#### WHAT YOU HAVE TO DO
Give the number of lines that include the string "JSON", nothing more.

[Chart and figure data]
## START

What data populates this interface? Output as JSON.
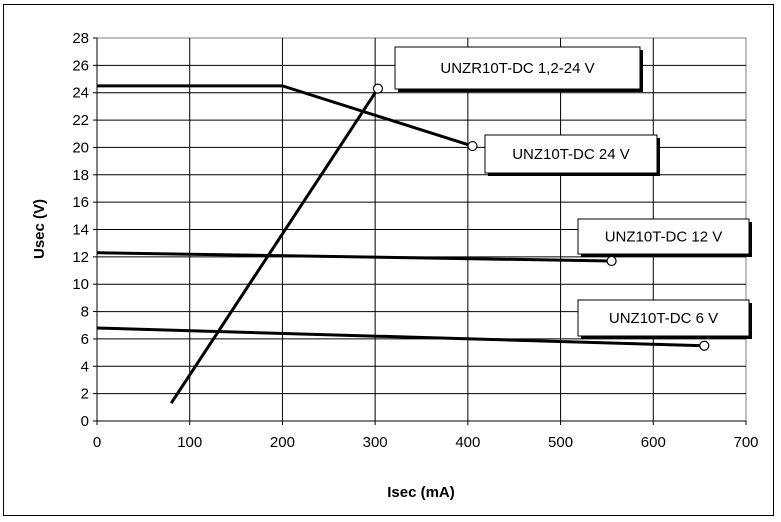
{
  "chart_data": {
    "type": "line",
    "title": "",
    "xlabel": "Isec (mA)",
    "ylabel": "Usec (V)",
    "xlim": [
      0,
      700
    ],
    "ylim": [
      0,
      28
    ],
    "x_ticks": [
      0,
      100,
      200,
      300,
      400,
      500,
      600,
      700
    ],
    "y_ticks": [
      0,
      2,
      4,
      6,
      8,
      10,
      12,
      14,
      16,
      18,
      20,
      22,
      24,
      26,
      28
    ],
    "grid": true,
    "series": [
      {
        "name": "UNZR10T-DC 1,2-24 V",
        "x": [
          80,
          303
        ],
        "y": [
          1.3,
          24.3
        ],
        "end_marker": true
      },
      {
        "name": "UNZ10T-DC 24 V",
        "x": [
          0,
          200,
          405
        ],
        "y": [
          24.5,
          24.5,
          20.1
        ],
        "end_marker": true
      },
      {
        "name": "UNZ10T-DC 12 V",
        "x": [
          0,
          555
        ],
        "y": [
          12.3,
          11.7
        ],
        "end_marker": true
      },
      {
        "name": "UNZ10T-DC 6 V",
        "x": [
          0,
          655
        ],
        "y": [
          6.8,
          5.5
        ],
        "end_marker": true
      }
    ]
  }
}
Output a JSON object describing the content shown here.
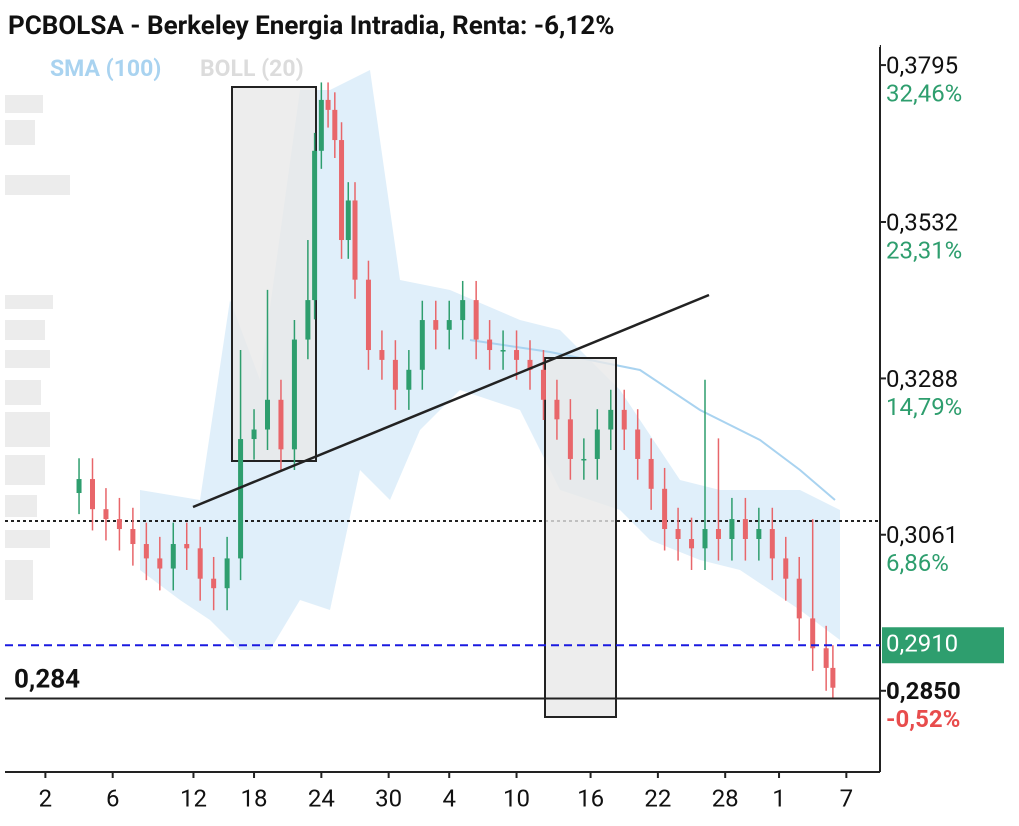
{
  "chart_data": {
    "type": "candlestick",
    "title": "PCBOLSA - Berkeley Energia Intradia, Renta: -6,12%",
    "legend": [
      "SMA (100)",
      "BOLL (20)"
    ],
    "log_scale": true,
    "up_color": "#2e9e6e",
    "down_color": "#e8666a",
    "xlim": [
      0,
      130
    ],
    "ylim": [
      0.2746,
      0.3883
    ],
    "xticks": [
      {
        "value": 6,
        "label": "2"
      },
      {
        "value": 16,
        "label": "6"
      },
      {
        "value": 28,
        "label": "12"
      },
      {
        "value": 37,
        "label": "18"
      },
      {
        "value": 47,
        "label": "24"
      },
      {
        "value": 57,
        "label": "30"
      },
      {
        "value": 66,
        "label": "4"
      },
      {
        "value": 76,
        "label": "10"
      },
      {
        "value": 87,
        "label": "16"
      },
      {
        "value": 97,
        "label": "22"
      },
      {
        "value": 107,
        "label": "28"
      },
      {
        "value": 115,
        "label": "1"
      },
      {
        "value": 125,
        "label": "7"
      }
    ],
    "yticks": [
      {
        "value": 0.3795,
        "label": "0,3795",
        "change": "32,46%"
      },
      {
        "value": 0.3532,
        "label": "0,3532",
        "change": "23,31%"
      },
      {
        "value": 0.3288,
        "label": "0,3288",
        "change": "14,79%"
      },
      {
        "value": 0.3061,
        "label": "0,3061",
        "change": "6,86%"
      }
    ],
    "last_price": {
      "value": 0.291,
      "label": "0,2910"
    },
    "current_price": {
      "value": 0.285,
      "label": "0,2850",
      "change": "-0,52%"
    },
    "level_line": {
      "value": 0.284,
      "label": "0,284"
    },
    "x": [
      11,
      13,
      15,
      17,
      19,
      21,
      23,
      25,
      27,
      29,
      31,
      33,
      35,
      37,
      39,
      41,
      43,
      45,
      46,
      47,
      48,
      49,
      50,
      51,
      52,
      54,
      56,
      58,
      60,
      62,
      64,
      66,
      68,
      70,
      72,
      74,
      76,
      78,
      80,
      82,
      84,
      86,
      88,
      90,
      92,
      94,
      96,
      98,
      100,
      102,
      104,
      106,
      108,
      110,
      112,
      114,
      116,
      118,
      120,
      122,
      123
    ],
    "open": [
      0.312,
      0.314,
      0.3097,
      0.3083,
      0.3069,
      0.3048,
      0.3028,
      0.3014,
      0.3048,
      0.3042,
      0.3,
      0.2987,
      0.3028,
      0.3198,
      0.3212,
      0.3256,
      0.3183,
      0.3347,
      0.3408,
      0.3649,
      0.3735,
      0.3718,
      0.3667,
      0.3503,
      0.3567,
      0.344,
      0.3331,
      0.3316,
      0.3271,
      0.3301,
      0.3377,
      0.3362,
      0.3377,
      0.3408,
      0.3347,
      0.3331,
      0.3331,
      0.3316,
      0.3301,
      0.3256,
      0.3227,
      0.3169,
      0.3169,
      0.3212,
      0.3241,
      0.3212,
      0.3169,
      0.3126,
      0.3069,
      0.3055,
      0.3042,
      0.3069,
      0.3055,
      0.3083,
      0.3055,
      0.3069,
      0.3028,
      0.3,
      0.2946,
      0.2906,
      0.288
    ],
    "high": [
      0.317,
      0.317,
      0.3127,
      0.3113,
      0.3099,
      0.3078,
      0.3058,
      0.3078,
      0.3078,
      0.3072,
      0.303,
      0.3058,
      0.3331,
      0.3242,
      0.3424,
      0.3286,
      0.3377,
      0.3503,
      0.3679,
      0.3765,
      0.3765,
      0.3748,
      0.3697,
      0.3597,
      0.3597,
      0.347,
      0.3361,
      0.3346,
      0.3331,
      0.3407,
      0.3407,
      0.3407,
      0.3438,
      0.3438,
      0.3377,
      0.3361,
      0.3361,
      0.3346,
      0.3331,
      0.3286,
      0.3257,
      0.3199,
      0.3242,
      0.3271,
      0.3271,
      0.3242,
      0.3199,
      0.3156,
      0.3099,
      0.3085,
      0.3286,
      0.3199,
      0.3113,
      0.3113,
      0.3099,
      0.3099,
      0.3058,
      0.303,
      0.3083,
      0.2936,
      0.291
    ],
    "low": [
      0.309,
      0.3067,
      0.3053,
      0.3039,
      0.3018,
      0.2998,
      0.2984,
      0.2984,
      0.3012,
      0.297,
      0.2957,
      0.2957,
      0.2998,
      0.3168,
      0.3182,
      0.3153,
      0.3153,
      0.3317,
      0.3378,
      0.3619,
      0.3688,
      0.3637,
      0.3473,
      0.3473,
      0.341,
      0.3301,
      0.3286,
      0.3241,
      0.3241,
      0.3271,
      0.3332,
      0.3332,
      0.3347,
      0.3317,
      0.3301,
      0.3301,
      0.3286,
      0.3271,
      0.3226,
      0.3197,
      0.3139,
      0.3139,
      0.3139,
      0.3182,
      0.3182,
      0.3139,
      0.3096,
      0.3039,
      0.3025,
      0.3012,
      0.3012,
      0.3025,
      0.3025,
      0.3025,
      0.3025,
      0.2998,
      0.297,
      0.2916,
      0.2876,
      0.285,
      0.284
    ],
    "close": [
      0.314,
      0.3097,
      0.3083,
      0.3069,
      0.3048,
      0.3028,
      0.3014,
      0.3048,
      0.3042,
      0.3,
      0.2987,
      0.3028,
      0.3198,
      0.3212,
      0.3256,
      0.3183,
      0.3347,
      0.3408,
      0.3649,
      0.3735,
      0.3718,
      0.3667,
      0.3503,
      0.3567,
      0.344,
      0.3331,
      0.3316,
      0.3271,
      0.3301,
      0.3377,
      0.3362,
      0.3377,
      0.3408,
      0.3347,
      0.3331,
      0.3331,
      0.3316,
      0.3301,
      0.3256,
      0.3227,
      0.3169,
      0.3169,
      0.3212,
      0.3241,
      0.3212,
      0.3169,
      0.3126,
      0.3069,
      0.3055,
      0.3042,
      0.3069,
      0.3055,
      0.3083,
      0.3055,
      0.3069,
      0.3028,
      0.3,
      0.2946,
      0.2906,
      0.288,
      0.2854
    ]
  }
}
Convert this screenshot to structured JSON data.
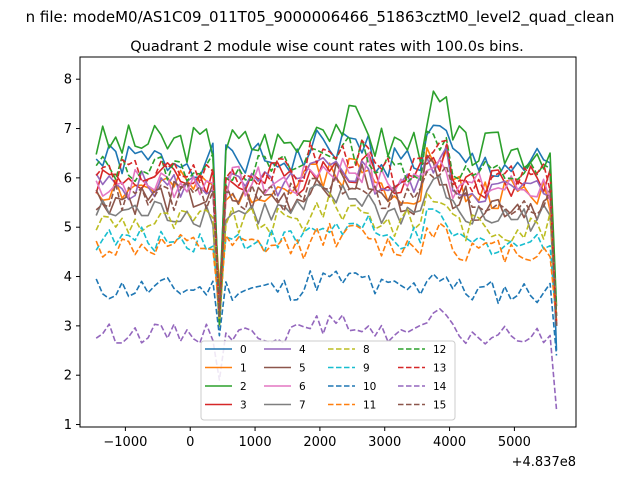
{
  "figure_title": "n file: modeM0/AS1C09_011T05_9000006466_51863cztM0_level2_quad_clean",
  "chart_data": {
    "type": "line",
    "title": "Quadrant 2 module wise count rates with 100.0s bins.",
    "xlabel": "",
    "ylabel": "",
    "x_offset_label": "+4.837e8",
    "xlim": [
      -1700,
      5950
    ],
    "ylim": [
      0.95,
      8.45
    ],
    "x_ticks": [
      -1000,
      0,
      1000,
      2000,
      3000,
      4000,
      5000
    ],
    "x_tick_labels": [
      "−1000",
      "0",
      "1000",
      "2000",
      "3000",
      "4000",
      "5000"
    ],
    "y_ticks": [
      1,
      2,
      3,
      4,
      5,
      6,
      7,
      8
    ],
    "y_tick_labels": [
      "1",
      "2",
      "3",
      "4",
      "5",
      "6",
      "7",
      "8"
    ],
    "legend_position": "lower-center",
    "x_start": -1450,
    "x_step": 100,
    "gap_start": 450,
    "gap_end": 550,
    "series": [
      {
        "name": "0",
        "color": "#1f77b4",
        "dashed": false,
        "mean": 6.35,
        "amp": 0.35,
        "drop_at_gap": 3.2,
        "end": 2.5,
        "bump": 0.5,
        "seed": 1
      },
      {
        "name": "1",
        "color": "#ff7f0e",
        "dashed": false,
        "mean": 5.8,
        "amp": 0.35,
        "drop_at_gap": 3.8,
        "end": 3.1,
        "bump": 0.6,
        "seed": 2
      },
      {
        "name": "2",
        "color": "#2ca02c",
        "dashed": false,
        "mean": 6.7,
        "amp": 0.4,
        "drop_at_gap": 3.4,
        "end": 3.4,
        "bump": 0.7,
        "seed": 3
      },
      {
        "name": "3",
        "color": "#d62728",
        "dashed": false,
        "mean": 6.0,
        "amp": 0.35,
        "drop_at_gap": 3.1,
        "end": 3.0,
        "bump": 0.4,
        "seed": 4
      },
      {
        "name": "4",
        "color": "#9467bd",
        "dashed": false,
        "mean": 5.85,
        "amp": 0.3,
        "drop_at_gap": 3.3,
        "end": 3.2,
        "bump": 0.5,
        "seed": 5
      },
      {
        "name": "5",
        "color": "#8c564b",
        "dashed": false,
        "mean": 5.6,
        "amp": 0.35,
        "drop_at_gap": 3.3,
        "end": 3.0,
        "bump": 0.6,
        "seed": 6
      },
      {
        "name": "6",
        "color": "#e377c2",
        "dashed": false,
        "mean": 5.9,
        "amp": 0.35,
        "drop_at_gap": 3.2,
        "end": 3.2,
        "bump": 0.5,
        "seed": 7
      },
      {
        "name": "7",
        "color": "#7f7f7f",
        "dashed": false,
        "mean": 5.3,
        "amp": 0.3,
        "drop_at_gap": 3.0,
        "end": 3.0,
        "bump": 0.5,
        "seed": 8
      },
      {
        "name": "8",
        "color": "#bcbd22",
        "dashed": true,
        "mean": 5.1,
        "amp": 0.3,
        "drop_at_gap": 3.0,
        "end": 3.2,
        "bump": 0.5,
        "seed": 9
      },
      {
        "name": "9",
        "color": "#17becf",
        "dashed": true,
        "mean": 4.75,
        "amp": 0.25,
        "drop_at_gap": 3.4,
        "end": 3.0,
        "bump": 0.4,
        "seed": 10
      },
      {
        "name": "10",
        "color": "#1f77b4",
        "dashed": true,
        "mean": 3.75,
        "amp": 0.25,
        "drop_at_gap": 2.8,
        "end": 2.4,
        "bump": 0.3,
        "seed": 11
      },
      {
        "name": "11",
        "color": "#ff7f0e",
        "dashed": true,
        "mean": 4.6,
        "amp": 0.25,
        "drop_at_gap": 3.3,
        "end": 3.1,
        "bump": 0.4,
        "seed": 12
      },
      {
        "name": "12",
        "color": "#2ca02c",
        "dashed": true,
        "mean": 6.2,
        "amp": 0.3,
        "drop_at_gap": 3.0,
        "end": 3.2,
        "bump": 0.6,
        "seed": 13
      },
      {
        "name": "13",
        "color": "#d62728",
        "dashed": true,
        "mean": 6.1,
        "amp": 0.3,
        "drop_at_gap": 3.2,
        "end": 3.0,
        "bump": 0.6,
        "seed": 14
      },
      {
        "name": "14",
        "color": "#9467bd",
        "dashed": true,
        "mean": 2.85,
        "amp": 0.2,
        "drop_at_gap": 1.9,
        "end": 1.3,
        "bump": 0.3,
        "seed": 15
      },
      {
        "name": "15",
        "color": "#8c564b",
        "dashed": true,
        "mean": 5.6,
        "amp": 0.3,
        "drop_at_gap": 3.2,
        "end": 3.0,
        "bump": 0.5,
        "seed": 16
      }
    ]
  }
}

## END

#### THE OUTPUT
3